Without further comment, state how many lines in the listing below contain the word "this".

------ Stored records

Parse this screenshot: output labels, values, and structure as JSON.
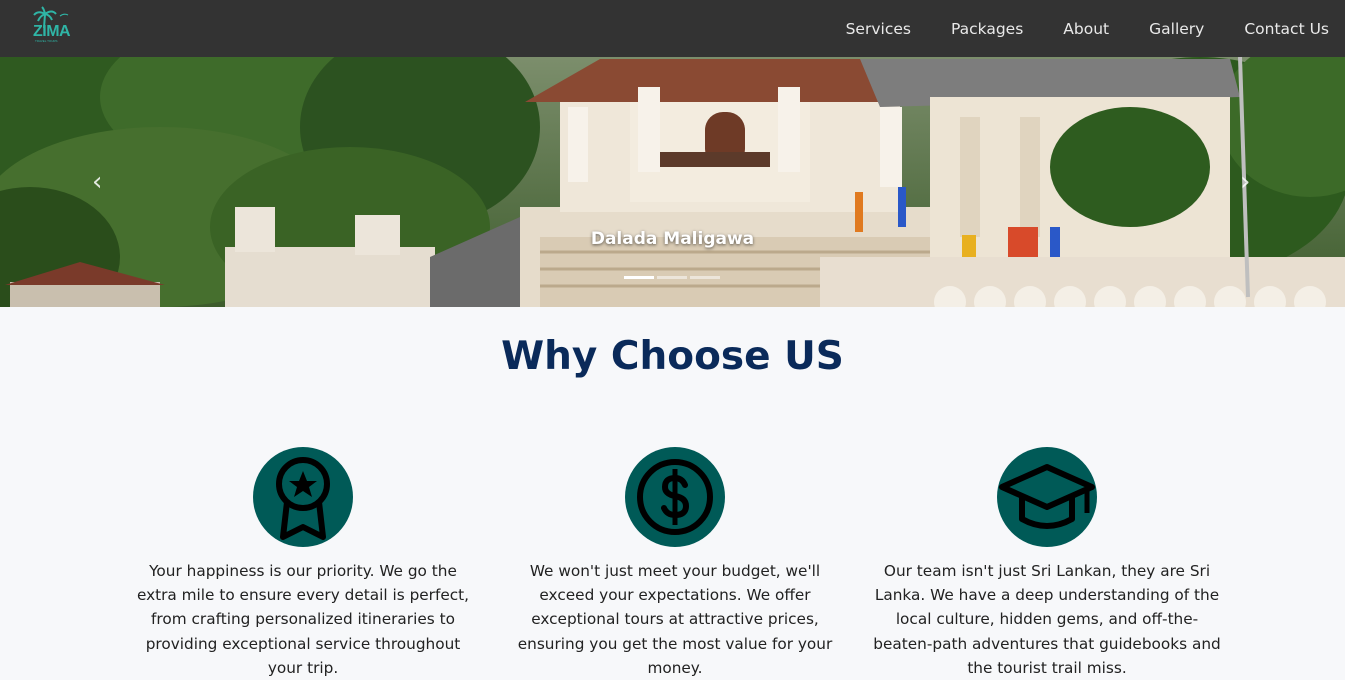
{
  "brand": {
    "logo_text": "ZIMA",
    "logo_sub": "TRAVEL TOURS"
  },
  "nav": {
    "items": [
      "Services",
      "Packages",
      "About",
      "Gallery",
      "Contact Us"
    ]
  },
  "hero": {
    "caption": "Dalada Maligawa",
    "prev_icon": "chevron-left-icon",
    "next_icon": "chevron-right-icon",
    "slide_count": 3,
    "active_slide": 1
  },
  "why": {
    "title": "Why Choose US",
    "features": [
      {
        "icon": "award-badge-icon",
        "text": "Your happiness is our priority. We go the extra mile to ensure every detail is perfect, from crafting personalized itineraries to providing exceptional service throughout your trip."
      },
      {
        "icon": "dollar-coin-icon",
        "text": "We won't just meet your budget, we'll exceed your expectations. We offer exceptional tours at attractive prices, ensuring you get the most value for your money."
      },
      {
        "icon": "graduation-cap-icon",
        "text": "Our team isn't just Sri Lankan, they are Sri Lanka. We have a deep understanding of the local culture, hidden gems, and off-the-beaten-path adventures that guidebooks and the tourist trail miss."
      }
    ]
  },
  "colors": {
    "navbar": "#333333",
    "accent": "#005a57",
    "title": "#0a2a5a",
    "logo": "#2fb5a6"
  }
}
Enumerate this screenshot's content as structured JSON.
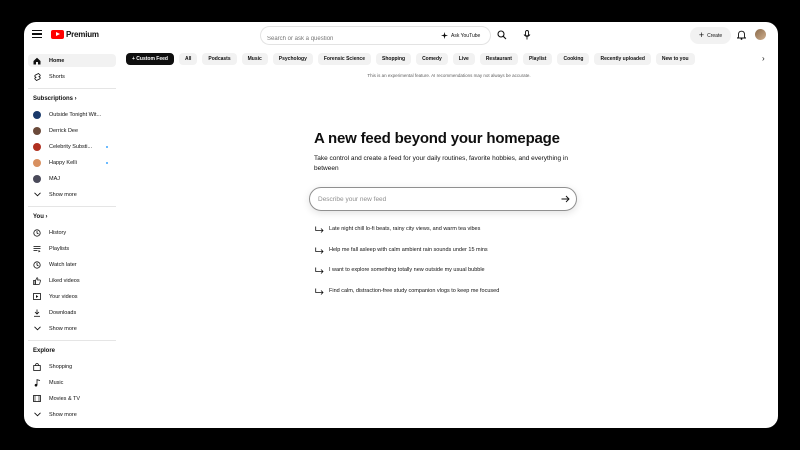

------------

The reply ->
2